Write out word for word each line from the one containing "Transcribe this image's" through the close of the listing, including both ends. Pictures do not belong in the copy.

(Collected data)
*-*-*

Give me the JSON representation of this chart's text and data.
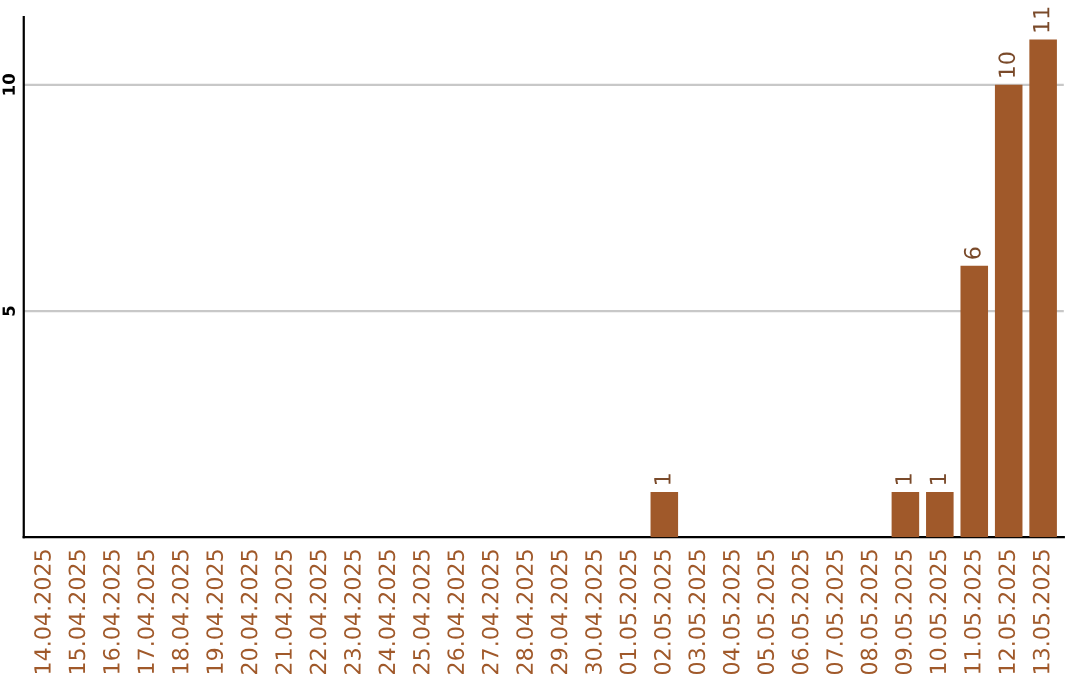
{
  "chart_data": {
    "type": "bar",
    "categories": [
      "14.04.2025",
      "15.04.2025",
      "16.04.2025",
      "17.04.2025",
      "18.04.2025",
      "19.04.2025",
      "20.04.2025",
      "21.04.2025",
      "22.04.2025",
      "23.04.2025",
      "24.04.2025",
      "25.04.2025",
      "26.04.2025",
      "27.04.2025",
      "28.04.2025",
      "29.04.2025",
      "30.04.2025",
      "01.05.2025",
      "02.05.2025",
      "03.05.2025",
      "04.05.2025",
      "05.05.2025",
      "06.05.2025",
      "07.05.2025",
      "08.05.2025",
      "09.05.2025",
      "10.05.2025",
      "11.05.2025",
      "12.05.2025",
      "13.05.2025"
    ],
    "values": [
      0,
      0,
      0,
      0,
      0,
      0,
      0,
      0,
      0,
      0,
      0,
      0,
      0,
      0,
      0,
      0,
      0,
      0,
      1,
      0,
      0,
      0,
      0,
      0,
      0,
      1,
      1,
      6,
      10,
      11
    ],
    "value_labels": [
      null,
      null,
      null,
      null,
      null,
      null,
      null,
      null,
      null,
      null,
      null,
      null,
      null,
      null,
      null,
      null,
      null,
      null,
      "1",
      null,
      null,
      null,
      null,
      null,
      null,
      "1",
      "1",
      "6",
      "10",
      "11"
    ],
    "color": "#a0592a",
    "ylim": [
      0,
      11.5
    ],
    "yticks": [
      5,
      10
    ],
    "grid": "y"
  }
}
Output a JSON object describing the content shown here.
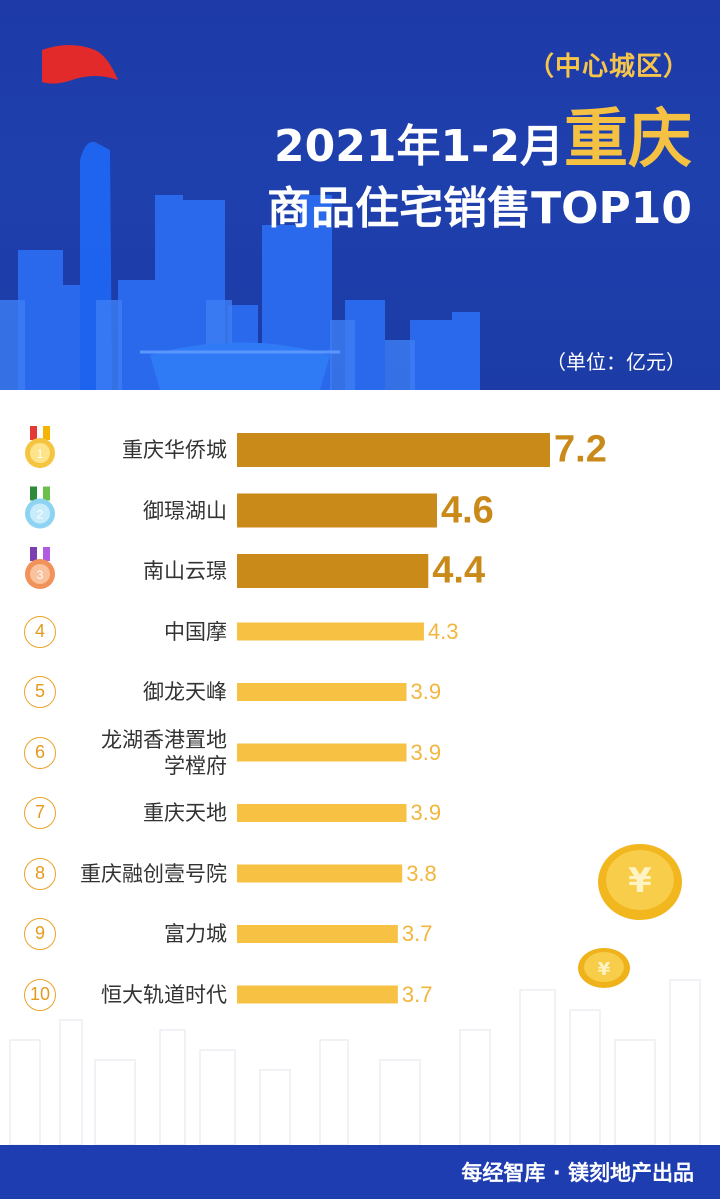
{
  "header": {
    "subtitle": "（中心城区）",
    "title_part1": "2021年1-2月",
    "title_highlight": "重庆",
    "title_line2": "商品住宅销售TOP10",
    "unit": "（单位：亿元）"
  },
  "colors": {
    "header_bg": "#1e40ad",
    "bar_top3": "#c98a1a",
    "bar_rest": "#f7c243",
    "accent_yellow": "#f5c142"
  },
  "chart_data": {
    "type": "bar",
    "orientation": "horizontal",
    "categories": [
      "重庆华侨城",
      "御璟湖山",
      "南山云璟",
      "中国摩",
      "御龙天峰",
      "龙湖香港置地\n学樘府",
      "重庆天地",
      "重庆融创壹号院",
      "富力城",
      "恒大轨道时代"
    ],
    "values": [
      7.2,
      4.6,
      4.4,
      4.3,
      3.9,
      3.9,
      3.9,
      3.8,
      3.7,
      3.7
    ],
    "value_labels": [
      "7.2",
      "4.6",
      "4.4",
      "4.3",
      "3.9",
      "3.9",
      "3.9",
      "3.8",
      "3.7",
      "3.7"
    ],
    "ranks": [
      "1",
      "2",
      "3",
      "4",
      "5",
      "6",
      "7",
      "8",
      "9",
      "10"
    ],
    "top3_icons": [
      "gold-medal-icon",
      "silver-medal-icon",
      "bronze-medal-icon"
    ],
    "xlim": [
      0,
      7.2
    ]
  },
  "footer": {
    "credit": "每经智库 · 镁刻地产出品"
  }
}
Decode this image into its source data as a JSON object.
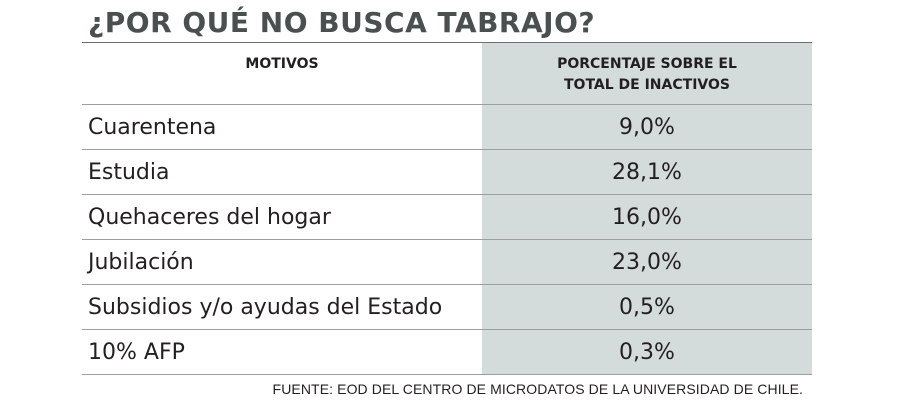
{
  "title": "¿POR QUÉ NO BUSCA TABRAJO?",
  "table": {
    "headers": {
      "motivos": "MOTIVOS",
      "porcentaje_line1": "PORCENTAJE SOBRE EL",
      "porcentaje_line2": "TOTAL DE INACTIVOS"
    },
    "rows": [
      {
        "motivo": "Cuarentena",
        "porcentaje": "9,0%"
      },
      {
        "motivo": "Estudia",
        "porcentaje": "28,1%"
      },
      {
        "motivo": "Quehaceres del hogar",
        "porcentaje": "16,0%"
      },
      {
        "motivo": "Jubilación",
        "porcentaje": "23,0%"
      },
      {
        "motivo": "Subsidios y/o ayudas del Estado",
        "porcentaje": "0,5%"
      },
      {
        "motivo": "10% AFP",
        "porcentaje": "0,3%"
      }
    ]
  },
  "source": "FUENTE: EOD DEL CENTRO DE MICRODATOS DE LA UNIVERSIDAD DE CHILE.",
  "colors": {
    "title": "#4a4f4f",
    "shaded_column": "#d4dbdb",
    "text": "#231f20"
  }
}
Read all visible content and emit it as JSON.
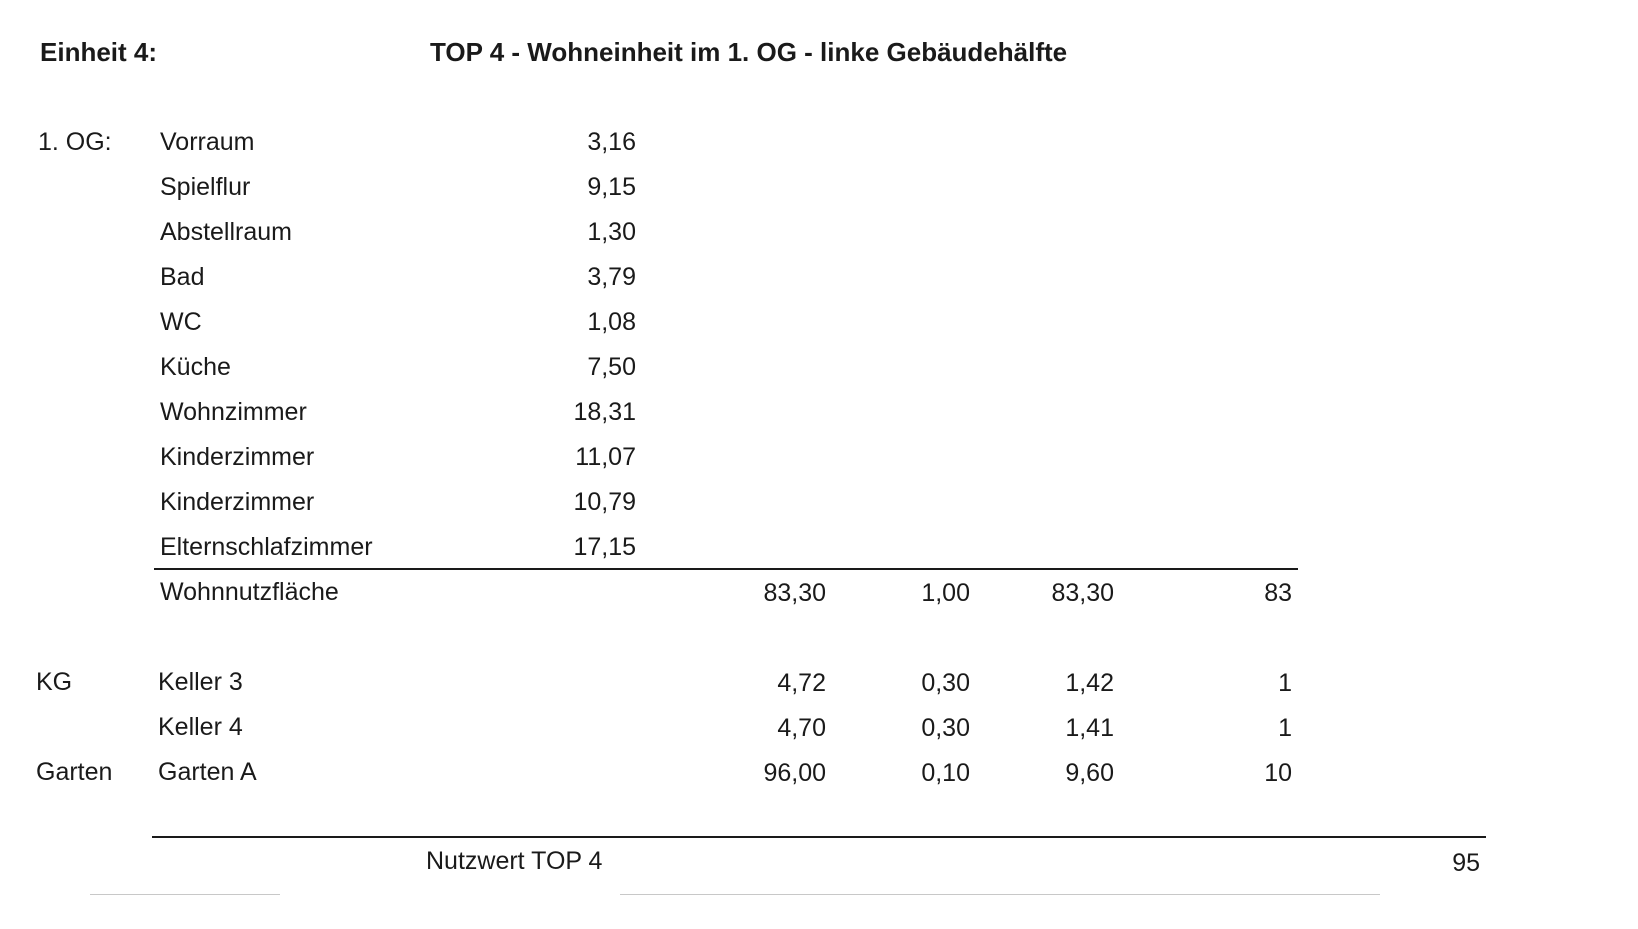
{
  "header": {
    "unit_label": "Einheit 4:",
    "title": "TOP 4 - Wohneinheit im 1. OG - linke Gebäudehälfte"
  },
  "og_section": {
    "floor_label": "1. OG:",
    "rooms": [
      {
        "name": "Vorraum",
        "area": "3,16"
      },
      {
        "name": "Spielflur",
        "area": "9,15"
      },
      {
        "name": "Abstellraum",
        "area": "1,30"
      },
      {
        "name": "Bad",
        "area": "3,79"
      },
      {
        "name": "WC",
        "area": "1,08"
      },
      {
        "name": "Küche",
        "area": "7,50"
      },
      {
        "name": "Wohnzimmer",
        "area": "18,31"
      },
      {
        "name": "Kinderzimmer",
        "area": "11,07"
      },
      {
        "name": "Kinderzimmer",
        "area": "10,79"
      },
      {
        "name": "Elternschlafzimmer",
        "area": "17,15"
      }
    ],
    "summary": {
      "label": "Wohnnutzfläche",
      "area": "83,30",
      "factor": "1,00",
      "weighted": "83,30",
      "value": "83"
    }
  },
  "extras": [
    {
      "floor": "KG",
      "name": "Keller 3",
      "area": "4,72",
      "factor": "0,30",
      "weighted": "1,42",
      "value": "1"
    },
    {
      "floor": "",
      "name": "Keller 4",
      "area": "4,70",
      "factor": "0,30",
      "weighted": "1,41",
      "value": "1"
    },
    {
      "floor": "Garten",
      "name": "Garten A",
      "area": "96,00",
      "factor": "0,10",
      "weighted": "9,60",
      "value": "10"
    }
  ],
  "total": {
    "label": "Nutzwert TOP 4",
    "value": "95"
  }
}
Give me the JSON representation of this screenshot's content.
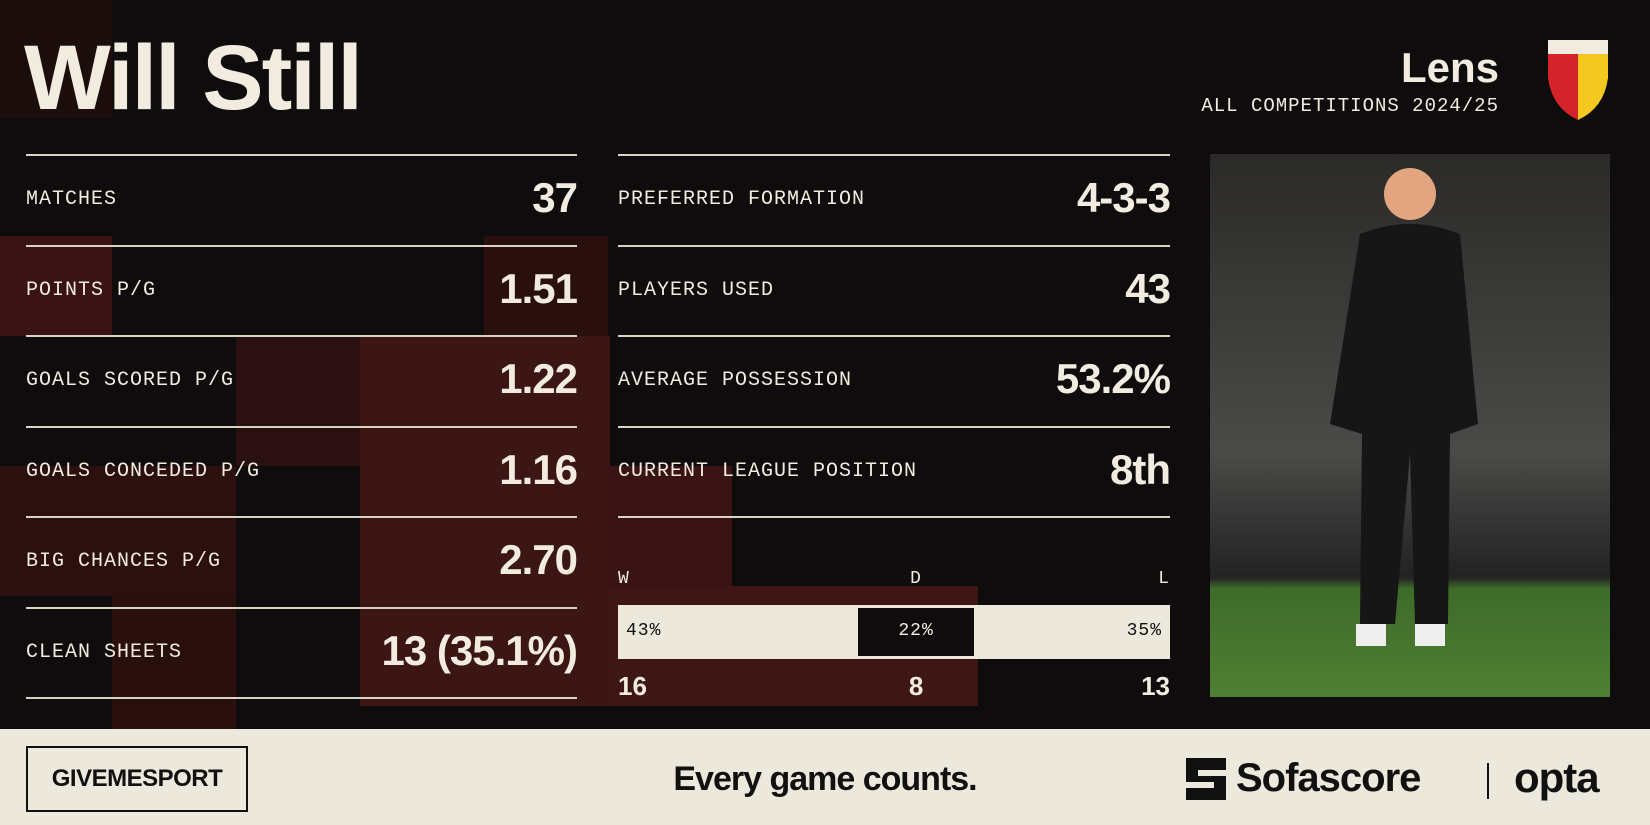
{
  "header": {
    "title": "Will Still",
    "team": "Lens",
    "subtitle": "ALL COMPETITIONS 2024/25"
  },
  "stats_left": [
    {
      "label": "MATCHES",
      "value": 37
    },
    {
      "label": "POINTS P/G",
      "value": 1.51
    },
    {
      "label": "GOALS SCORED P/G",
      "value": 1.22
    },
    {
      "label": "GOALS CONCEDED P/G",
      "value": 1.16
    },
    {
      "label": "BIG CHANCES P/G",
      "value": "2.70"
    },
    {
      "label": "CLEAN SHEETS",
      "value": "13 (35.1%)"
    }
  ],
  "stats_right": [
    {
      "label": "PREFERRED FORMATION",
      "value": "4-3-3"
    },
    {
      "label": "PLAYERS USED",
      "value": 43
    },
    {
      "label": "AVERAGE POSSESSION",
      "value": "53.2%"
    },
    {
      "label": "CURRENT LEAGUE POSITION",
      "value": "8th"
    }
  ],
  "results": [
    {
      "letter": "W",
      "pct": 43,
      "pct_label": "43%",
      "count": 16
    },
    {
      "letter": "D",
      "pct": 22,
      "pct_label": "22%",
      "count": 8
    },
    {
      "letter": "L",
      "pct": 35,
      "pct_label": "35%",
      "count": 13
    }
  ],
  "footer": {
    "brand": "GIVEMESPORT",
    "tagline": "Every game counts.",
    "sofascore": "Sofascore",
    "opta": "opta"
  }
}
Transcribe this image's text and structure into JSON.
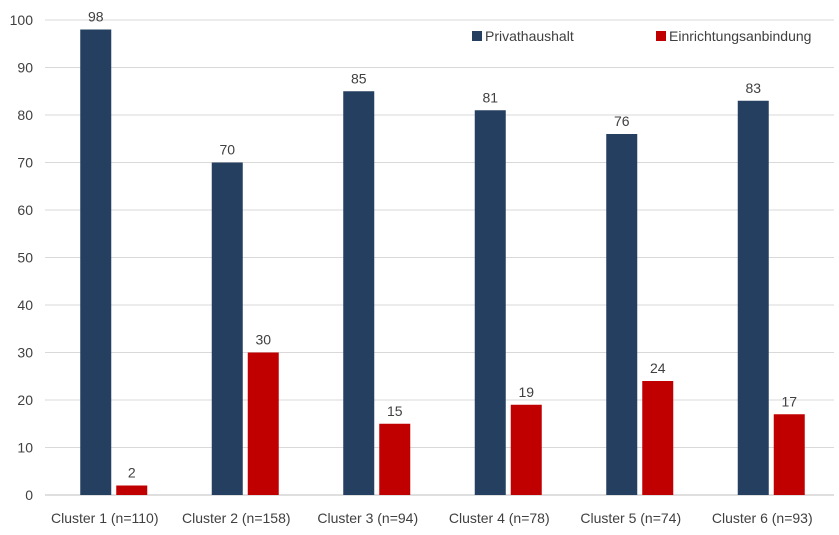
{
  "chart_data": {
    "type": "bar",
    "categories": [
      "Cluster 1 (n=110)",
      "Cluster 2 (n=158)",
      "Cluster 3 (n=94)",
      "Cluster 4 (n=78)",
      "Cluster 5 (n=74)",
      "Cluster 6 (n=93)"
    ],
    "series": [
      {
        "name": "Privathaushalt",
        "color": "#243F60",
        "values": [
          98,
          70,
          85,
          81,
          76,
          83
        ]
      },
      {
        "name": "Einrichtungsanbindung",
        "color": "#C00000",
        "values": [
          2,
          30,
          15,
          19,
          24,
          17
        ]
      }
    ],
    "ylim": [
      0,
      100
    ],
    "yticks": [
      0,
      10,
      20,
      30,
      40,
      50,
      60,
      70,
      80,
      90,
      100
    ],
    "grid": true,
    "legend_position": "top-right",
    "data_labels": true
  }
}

*-*-*

Complete output:
Transcribe this image's text and structure into JSON.
{
  "chart_data": {
    "type": "bar",
    "categories": [
      "Cluster 1 (n=110)",
      "Cluster 2 (n=158)",
      "Cluster 3 (n=94)",
      "Cluster 4 (n=78)",
      "Cluster 5 (n=74)",
      "Cluster 6 (n=93)"
    ],
    "series": [
      {
        "name": "Privathaushalt",
        "color": "#243F60",
        "values": [
          98,
          70,
          85,
          81,
          76,
          83
        ]
      },
      {
        "name": "Einrichtungsanbindung",
        "color": "#C00000",
        "values": [
          2,
          30,
          15,
          19,
          24,
          17
        ]
      }
    ],
    "ylim": [
      0,
      100
    ],
    "yticks": [
      0,
      10,
      20,
      30,
      40,
      50,
      60,
      70,
      80,
      90,
      100
    ],
    "grid": true,
    "legend_position": "top-right",
    "data_labels": true
  }
}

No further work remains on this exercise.